**AIM**
Every entry must be duplicated precisely as written.

**INPUT ROWS**
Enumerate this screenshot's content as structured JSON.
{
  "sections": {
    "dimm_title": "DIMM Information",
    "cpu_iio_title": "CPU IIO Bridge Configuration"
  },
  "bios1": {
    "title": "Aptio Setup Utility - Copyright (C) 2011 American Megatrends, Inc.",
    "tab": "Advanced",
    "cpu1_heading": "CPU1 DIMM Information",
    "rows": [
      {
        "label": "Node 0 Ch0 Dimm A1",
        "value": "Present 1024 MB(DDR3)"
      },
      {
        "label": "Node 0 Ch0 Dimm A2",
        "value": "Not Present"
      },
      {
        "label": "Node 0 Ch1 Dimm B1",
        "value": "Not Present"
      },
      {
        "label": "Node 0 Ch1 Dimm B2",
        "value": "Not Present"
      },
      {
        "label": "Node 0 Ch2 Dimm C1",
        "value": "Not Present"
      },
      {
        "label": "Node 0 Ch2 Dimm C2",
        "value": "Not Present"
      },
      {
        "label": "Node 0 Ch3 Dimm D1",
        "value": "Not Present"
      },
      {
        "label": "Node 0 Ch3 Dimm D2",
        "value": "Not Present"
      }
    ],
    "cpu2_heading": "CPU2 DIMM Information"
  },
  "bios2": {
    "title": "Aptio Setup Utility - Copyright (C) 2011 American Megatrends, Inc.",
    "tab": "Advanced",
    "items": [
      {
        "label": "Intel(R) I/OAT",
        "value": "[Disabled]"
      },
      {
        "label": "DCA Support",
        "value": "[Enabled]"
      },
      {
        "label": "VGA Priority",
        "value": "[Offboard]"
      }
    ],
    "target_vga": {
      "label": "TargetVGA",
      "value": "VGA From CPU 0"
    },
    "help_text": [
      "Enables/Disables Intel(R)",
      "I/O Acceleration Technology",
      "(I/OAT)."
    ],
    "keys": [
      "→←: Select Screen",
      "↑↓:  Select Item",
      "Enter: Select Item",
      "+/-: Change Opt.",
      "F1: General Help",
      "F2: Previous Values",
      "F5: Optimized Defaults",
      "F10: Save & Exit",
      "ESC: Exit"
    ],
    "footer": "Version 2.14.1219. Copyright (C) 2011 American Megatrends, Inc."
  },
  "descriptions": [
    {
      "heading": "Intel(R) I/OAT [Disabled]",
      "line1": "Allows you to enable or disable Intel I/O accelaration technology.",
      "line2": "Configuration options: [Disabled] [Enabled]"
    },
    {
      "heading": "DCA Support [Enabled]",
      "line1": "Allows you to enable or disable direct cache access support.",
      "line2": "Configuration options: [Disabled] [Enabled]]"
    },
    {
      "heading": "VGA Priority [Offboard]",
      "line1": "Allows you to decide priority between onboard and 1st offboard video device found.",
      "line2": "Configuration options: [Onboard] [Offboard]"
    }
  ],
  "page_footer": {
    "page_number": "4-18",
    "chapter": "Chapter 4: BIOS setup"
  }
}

**TASK OUTPUT**
Enumerate this screenshot's content as structured JSON.
{
  "sections": {
    "dimm_title": "DIMM Information",
    "cpu_iio_title": "CPU IIO Bridge Configuration"
  },
  "bios1": {
    "title": "Aptio Setup Utility - Copyright (C) 2011 American Megatrends, Inc.",
    "tab": "Advanced",
    "cpu1_heading": "CPU1 DIMM Information",
    "rows": [
      {
        "label": "Node 0 Ch0 Dimm A1",
        "value": "Present 1024 MB(DDR3)"
      },
      {
        "label": "Node 0 Ch0 Dimm A2",
        "value": "Not Present"
      },
      {
        "label": "Node 0 Ch1 Dimm B1",
        "value": "Not Present"
      },
      {
        "label": "Node 0 Ch1 Dimm B2",
        "value": "Not Present"
      },
      {
        "label": "Node 0 Ch2 Dimm C1",
        "value": "Not Present"
      },
      {
        "label": "Node 0 Ch2 Dimm C2",
        "value": "Not Present"
      },
      {
        "label": "Node 0 Ch3 Dimm D1",
        "value": "Not Present"
      },
      {
        "label": "Node 0 Ch3 Dimm D2",
        "value": "Not Present"
      }
    ],
    "cpu2_heading": "CPU2 DIMM Information"
  },
  "bios2": {
    "title": "Aptio Setup Utility - Copyright (C) 2011 American Megatrends, Inc.",
    "tab": "Advanced",
    "items": [
      {
        "label": "Intel(R) I/OAT",
        "value": "[Disabled]"
      },
      {
        "label": "DCA Support",
        "value": "[Enabled]"
      },
      {
        "label": "VGA Priority",
        "value": "[Offboard]"
      }
    ],
    "target_vga": {
      "label": "TargetVGA",
      "value": "VGA From CPU 0"
    },
    "help_text": [
      "Enables/Disables Intel(R)",
      "I/O Acceleration Technology",
      "(I/OAT)."
    ],
    "keys": [
      "→←: Select Screen",
      "↑↓:  Select Item",
      "Enter: Select Item",
      "+/-: Change Opt.",
      "F1: General Help",
      "F2: Previous Values",
      "F5: Optimized Defaults",
      "F10: Save & Exit",
      "ESC: Exit"
    ],
    "footer": "Version 2.14.1219. Copyright (C) 2011 American Megatrends, Inc."
  },
  "descriptions": [
    {
      "heading": "Intel(R) I/OAT [Disabled]",
      "line1": "Allows you to enable or disable Intel I/O accelaration technology.",
      "line2": "Configuration options: [Disabled] [Enabled]"
    },
    {
      "heading": "DCA Support [Enabled]",
      "line1": "Allows you to enable or disable direct cache access support.",
      "line2": "Configuration options: [Disabled] [Enabled]]"
    },
    {
      "heading": "VGA Priority [Offboard]",
      "line1": "Allows you to decide priority between onboard and 1st offboard video device found.",
      "line2": "Configuration options: [Onboard] [Offboard]"
    }
  ],
  "page_footer": {
    "page_number": "4-18",
    "chapter": "Chapter 4: BIOS setup"
  }
}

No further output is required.